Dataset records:

::::::

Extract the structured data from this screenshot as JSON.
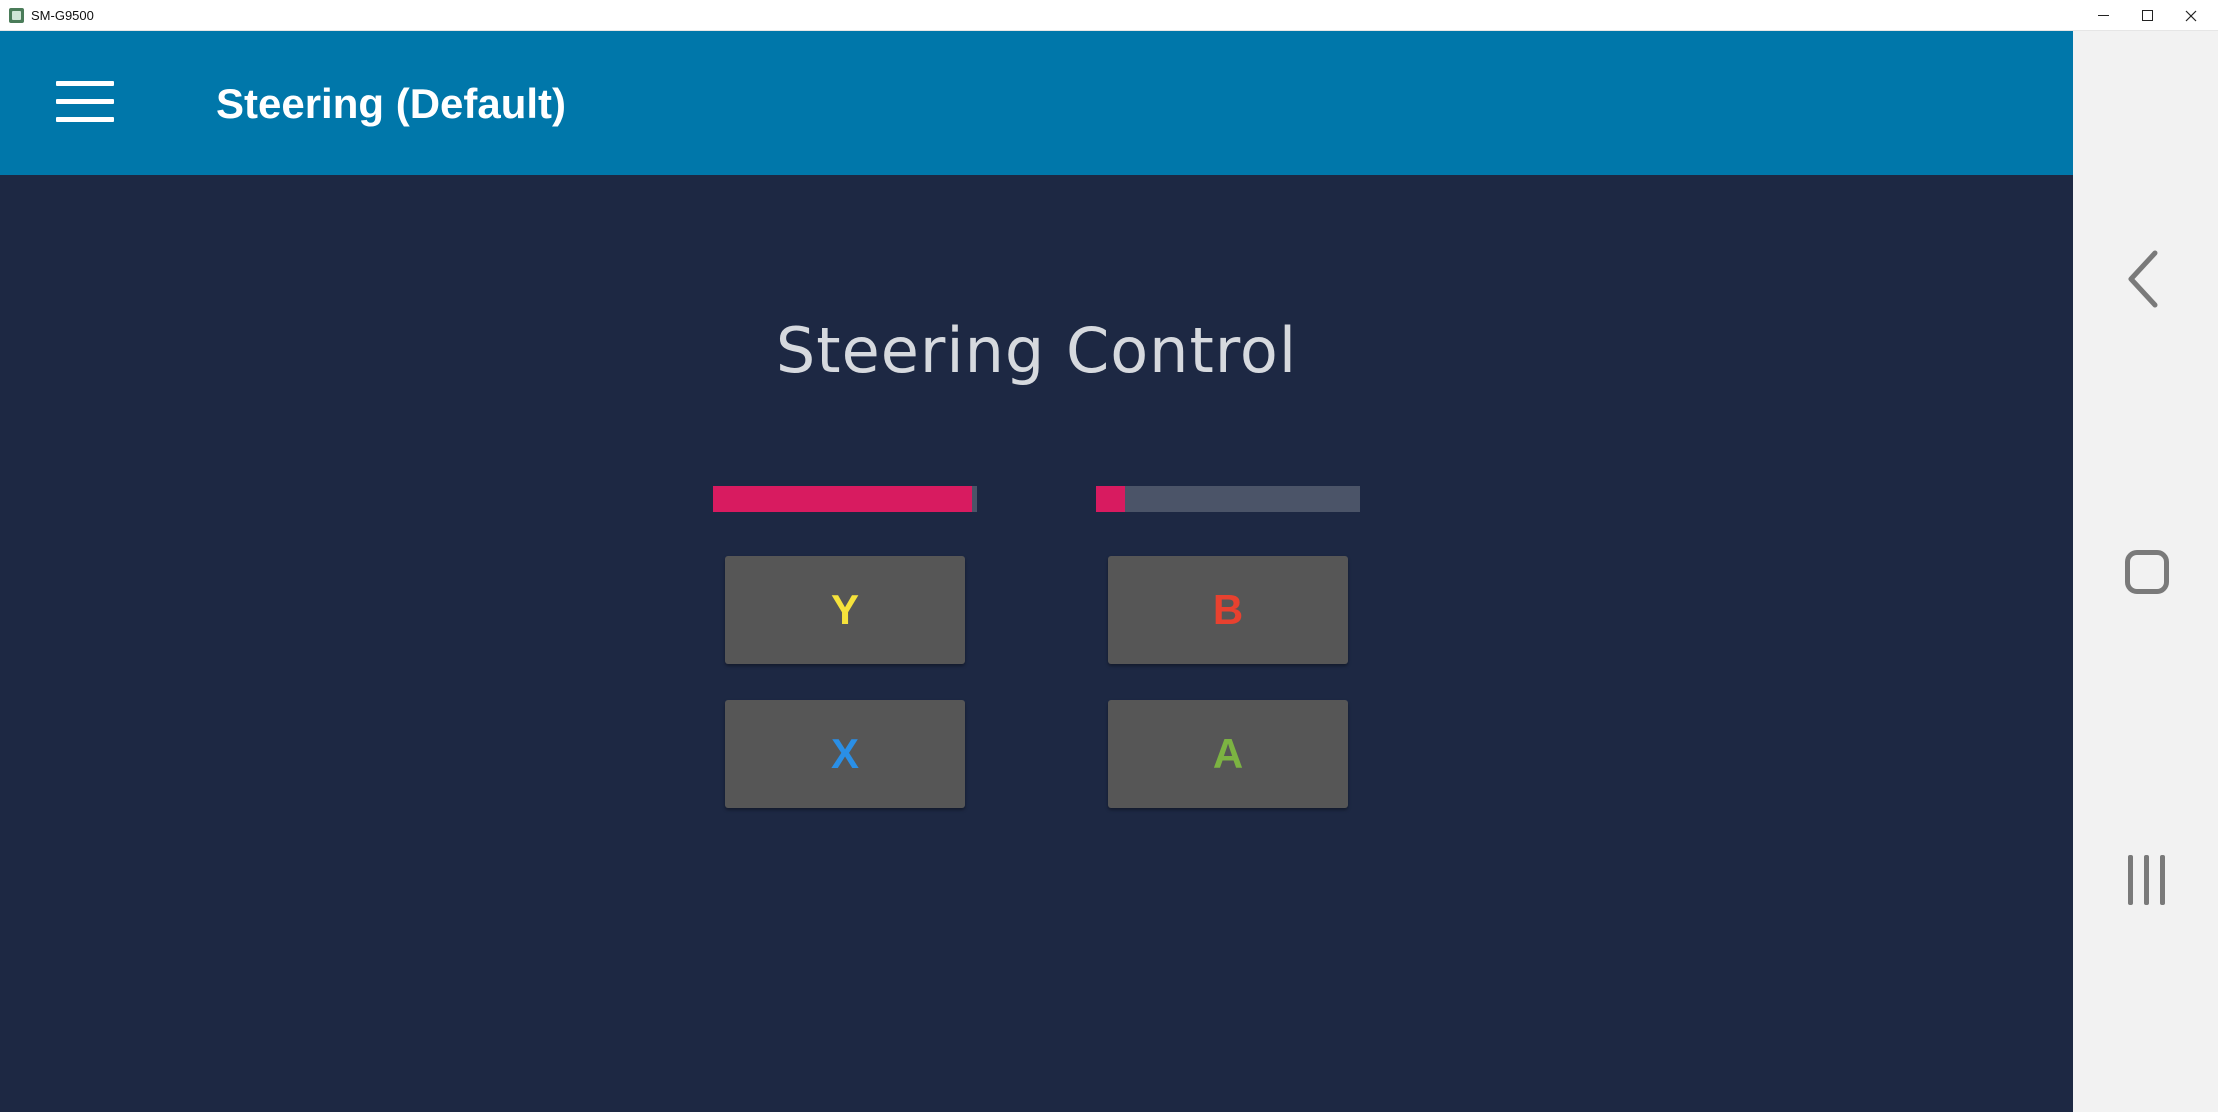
{
  "window": {
    "title": "SM-G9500",
    "controls": [
      "minimize",
      "maximize",
      "close"
    ]
  },
  "appbar": {
    "menu_icon": "hamburger-menu-icon",
    "title": "Steering (Default)"
  },
  "main": {
    "heading": "Steering Control",
    "meters": [
      {
        "name": "left",
        "level": 0.98
      },
      {
        "name": "right",
        "level": 0.11
      }
    ],
    "buttons": {
      "y": {
        "label": "Y",
        "color": "#f5e23b"
      },
      "b": {
        "label": "B",
        "color": "#e8412f"
      },
      "x": {
        "label": "X",
        "color": "#2a8fe6"
      },
      "a": {
        "label": "A",
        "color": "#7cb342"
      }
    }
  },
  "colors": {
    "appbar": "#0077aa",
    "background": "#1d2843",
    "meter_fill": "#d81b60",
    "meter_track": "#4b5468",
    "button_bg": "#565656"
  },
  "navbar": {
    "back_icon": "back-chevron-icon",
    "home_icon": "home-square-icon",
    "recents_icon": "recents-bars-icon"
  }
}
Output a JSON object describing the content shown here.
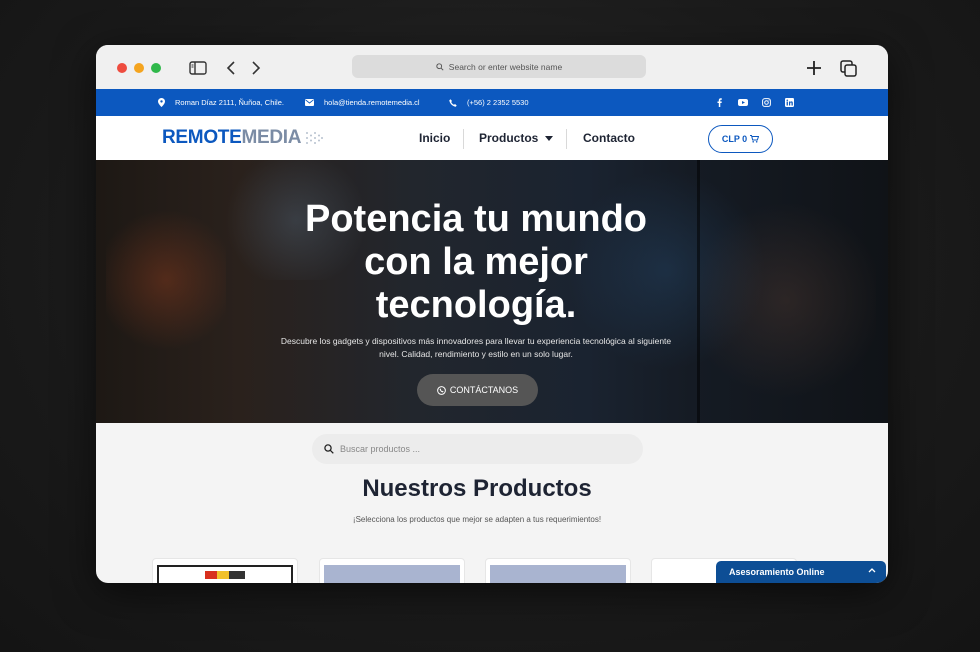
{
  "browser": {
    "address_placeholder": "Search or enter website name"
  },
  "topbar": {
    "address": "Roman Díaz 2111, Ñuñoa, Chile.",
    "email": "hola@tienda.remotemedia.cl",
    "phone": "(+56) 2 2352 5530",
    "social": [
      "facebook-icon",
      "youtube-icon",
      "instagram-icon",
      "linkedin-icon"
    ]
  },
  "nav": {
    "logo_part1": "REMOTE",
    "logo_part2": "MEDIA",
    "items": [
      "Inicio",
      "Productos",
      "Contacto"
    ],
    "cart_label": "CLP 0"
  },
  "hero": {
    "title": "Potencia tu mundo con la mejor tecnología.",
    "subtitle": "Descubre los gadgets y dispositivos más innovadores para llevar tu experiencia tecnológica al siguiente nivel. Calidad, rendimiento y estilo en un solo lugar.",
    "cta": "CONTÁCTANOS"
  },
  "search": {
    "placeholder": "Buscar productos ..."
  },
  "products": {
    "title": "Nuestros Productos",
    "subtitle": "¡Selecciona los productos que mejor se adapten a tus requerimientos!"
  },
  "chat": {
    "label": "Asesoramiento Online"
  },
  "colors": {
    "brand_blue": "#0c58bf",
    "chat_blue": "#0d4e95"
  }
}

::::::

EXERCISE DESCRIPTION. In your copy, repeat each record exactly and include no pictures.

SOLVED EXERCISE.
Extract the structured data from this screenshot as JSON.
{
  "window": {
    "title": "SM-G9500",
    "controls": [
      "minimize",
      "maximize",
      "close"
    ]
  },
  "appbar": {
    "menu_icon": "hamburger-menu-icon",
    "title": "Steering (Default)"
  },
  "main": {
    "heading": "Steering Control",
    "meters": [
      {
        "name": "left",
        "level": 0.98
      },
      {
        "name": "right",
        "level": 0.11
      }
    ],
    "buttons": {
      "y": {
        "label": "Y",
        "color": "#f5e23b"
      },
      "b": {
        "label": "B",
        "color": "#e8412f"
      },
      "x": {
        "label": "X",
        "color": "#2a8fe6"
      },
      "a": {
        "label": "A",
        "color": "#7cb342"
      }
    }
  },
  "colors": {
    "appbar": "#0077aa",
    "background": "#1d2843",
    "meter_fill": "#d81b60",
    "meter_track": "#4b5468",
    "button_bg": "#565656"
  },
  "navbar": {
    "back_icon": "back-chevron-icon",
    "home_icon": "home-square-icon",
    "recents_icon": "recents-bars-icon"
  }
}
Output a JSON object describing the content shown here.
{
  "browser": {
    "address_placeholder": "Search or enter website name"
  },
  "topbar": {
    "address": "Roman Díaz 2111, Ñuñoa, Chile.",
    "email": "hola@tienda.remotemedia.cl",
    "phone": "(+56) 2 2352 5530",
    "social": [
      "facebook-icon",
      "youtube-icon",
      "instagram-icon",
      "linkedin-icon"
    ]
  },
  "nav": {
    "logo_part1": "REMOTE",
    "logo_part2": "MEDIA",
    "items": [
      "Inicio",
      "Productos",
      "Contacto"
    ],
    "cart_label": "CLP 0"
  },
  "hero": {
    "title": "Potencia tu mundo con la mejor tecnología.",
    "subtitle": "Descubre los gadgets y dispositivos más innovadores para llevar tu experiencia tecnológica al siguiente nivel. Calidad, rendimiento y estilo en un solo lugar.",
    "cta": "CONTÁCTANOS"
  },
  "search": {
    "placeholder": "Buscar productos ..."
  },
  "products": {
    "title": "Nuestros Productos",
    "subtitle": "¡Selecciona los productos que mejor se adapten a tus requerimientos!"
  },
  "chat": {
    "label": "Asesoramiento Online"
  },
  "colors": {
    "brand_blue": "#0c58bf",
    "chat_blue": "#0d4e95"
  }
}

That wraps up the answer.